A block of data
— START —
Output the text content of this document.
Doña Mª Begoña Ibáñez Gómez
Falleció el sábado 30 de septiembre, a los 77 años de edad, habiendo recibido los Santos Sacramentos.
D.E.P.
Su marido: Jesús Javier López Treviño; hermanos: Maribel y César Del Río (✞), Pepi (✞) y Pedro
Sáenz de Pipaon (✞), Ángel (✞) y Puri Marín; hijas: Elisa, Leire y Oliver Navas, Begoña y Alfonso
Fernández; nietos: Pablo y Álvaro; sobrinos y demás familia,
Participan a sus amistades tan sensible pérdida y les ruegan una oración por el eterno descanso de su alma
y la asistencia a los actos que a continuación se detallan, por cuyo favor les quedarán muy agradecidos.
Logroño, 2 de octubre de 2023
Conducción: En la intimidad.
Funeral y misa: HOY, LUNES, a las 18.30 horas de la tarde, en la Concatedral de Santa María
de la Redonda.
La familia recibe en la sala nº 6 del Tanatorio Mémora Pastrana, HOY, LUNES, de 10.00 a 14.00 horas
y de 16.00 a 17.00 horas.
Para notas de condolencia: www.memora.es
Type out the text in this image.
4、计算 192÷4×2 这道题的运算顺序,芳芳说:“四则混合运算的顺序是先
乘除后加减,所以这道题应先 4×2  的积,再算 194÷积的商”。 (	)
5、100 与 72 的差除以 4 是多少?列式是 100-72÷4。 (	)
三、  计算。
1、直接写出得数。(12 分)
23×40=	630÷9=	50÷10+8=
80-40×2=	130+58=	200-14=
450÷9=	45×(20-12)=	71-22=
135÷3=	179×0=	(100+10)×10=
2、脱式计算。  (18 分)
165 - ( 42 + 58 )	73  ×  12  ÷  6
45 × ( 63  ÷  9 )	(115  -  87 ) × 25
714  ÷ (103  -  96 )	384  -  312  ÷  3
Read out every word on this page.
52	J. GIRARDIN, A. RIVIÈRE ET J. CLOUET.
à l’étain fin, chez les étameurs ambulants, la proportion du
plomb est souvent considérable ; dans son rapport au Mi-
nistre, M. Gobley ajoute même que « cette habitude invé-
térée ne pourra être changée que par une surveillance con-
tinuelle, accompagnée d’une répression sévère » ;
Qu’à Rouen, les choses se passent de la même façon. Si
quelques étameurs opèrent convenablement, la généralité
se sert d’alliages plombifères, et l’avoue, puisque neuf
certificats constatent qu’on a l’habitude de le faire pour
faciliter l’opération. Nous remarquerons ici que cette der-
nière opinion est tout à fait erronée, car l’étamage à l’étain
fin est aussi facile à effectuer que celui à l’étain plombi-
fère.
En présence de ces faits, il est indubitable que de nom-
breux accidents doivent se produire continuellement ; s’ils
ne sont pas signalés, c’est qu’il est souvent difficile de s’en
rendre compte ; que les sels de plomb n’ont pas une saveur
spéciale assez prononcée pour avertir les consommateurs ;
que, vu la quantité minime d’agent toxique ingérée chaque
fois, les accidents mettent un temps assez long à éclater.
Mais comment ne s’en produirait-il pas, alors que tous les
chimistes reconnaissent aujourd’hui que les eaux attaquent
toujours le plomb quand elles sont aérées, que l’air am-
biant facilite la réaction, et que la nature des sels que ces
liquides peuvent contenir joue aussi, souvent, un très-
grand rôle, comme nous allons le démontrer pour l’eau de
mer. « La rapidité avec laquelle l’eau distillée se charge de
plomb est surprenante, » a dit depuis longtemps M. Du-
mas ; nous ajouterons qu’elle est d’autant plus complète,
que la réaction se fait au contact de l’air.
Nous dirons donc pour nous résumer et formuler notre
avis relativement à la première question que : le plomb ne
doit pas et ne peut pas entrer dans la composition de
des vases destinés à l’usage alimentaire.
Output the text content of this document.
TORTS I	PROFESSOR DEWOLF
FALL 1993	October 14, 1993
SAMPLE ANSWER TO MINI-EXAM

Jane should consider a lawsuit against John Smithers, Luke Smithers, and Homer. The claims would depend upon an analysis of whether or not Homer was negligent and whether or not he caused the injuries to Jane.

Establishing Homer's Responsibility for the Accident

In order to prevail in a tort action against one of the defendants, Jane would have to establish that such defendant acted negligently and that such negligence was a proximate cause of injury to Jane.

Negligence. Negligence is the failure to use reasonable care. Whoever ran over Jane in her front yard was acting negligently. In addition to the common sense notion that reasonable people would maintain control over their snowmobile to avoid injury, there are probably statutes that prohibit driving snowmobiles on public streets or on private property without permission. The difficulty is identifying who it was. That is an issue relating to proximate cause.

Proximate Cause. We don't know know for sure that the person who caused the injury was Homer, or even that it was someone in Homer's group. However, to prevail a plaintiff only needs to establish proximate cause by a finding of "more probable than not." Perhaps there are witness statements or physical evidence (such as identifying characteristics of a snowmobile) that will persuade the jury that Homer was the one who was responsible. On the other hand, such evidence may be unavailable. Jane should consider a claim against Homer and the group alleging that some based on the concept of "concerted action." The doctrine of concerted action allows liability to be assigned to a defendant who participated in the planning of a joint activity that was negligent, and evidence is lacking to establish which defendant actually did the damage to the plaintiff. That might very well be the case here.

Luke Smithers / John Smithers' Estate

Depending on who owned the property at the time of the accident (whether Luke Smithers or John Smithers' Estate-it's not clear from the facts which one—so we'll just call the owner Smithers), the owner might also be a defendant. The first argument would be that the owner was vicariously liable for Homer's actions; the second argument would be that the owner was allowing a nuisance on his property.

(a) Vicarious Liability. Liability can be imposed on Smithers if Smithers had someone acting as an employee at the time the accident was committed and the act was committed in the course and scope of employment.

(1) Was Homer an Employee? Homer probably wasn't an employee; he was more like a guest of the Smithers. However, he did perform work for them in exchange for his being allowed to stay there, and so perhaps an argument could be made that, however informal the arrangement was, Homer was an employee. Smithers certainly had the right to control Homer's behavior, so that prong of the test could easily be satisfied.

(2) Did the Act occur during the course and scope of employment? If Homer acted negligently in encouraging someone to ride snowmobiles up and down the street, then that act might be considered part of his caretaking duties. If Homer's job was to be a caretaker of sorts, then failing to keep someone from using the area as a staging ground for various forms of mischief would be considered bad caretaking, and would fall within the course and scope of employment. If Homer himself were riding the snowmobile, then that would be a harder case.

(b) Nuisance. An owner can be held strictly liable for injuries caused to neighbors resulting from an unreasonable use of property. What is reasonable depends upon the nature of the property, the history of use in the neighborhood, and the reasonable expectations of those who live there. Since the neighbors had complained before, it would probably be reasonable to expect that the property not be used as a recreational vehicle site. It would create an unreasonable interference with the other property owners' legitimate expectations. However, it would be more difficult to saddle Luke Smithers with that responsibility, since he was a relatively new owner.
— END —
**What is required**
Give the number of lines containing the word "familia". No other answer is needed.

**Solved exercise**
2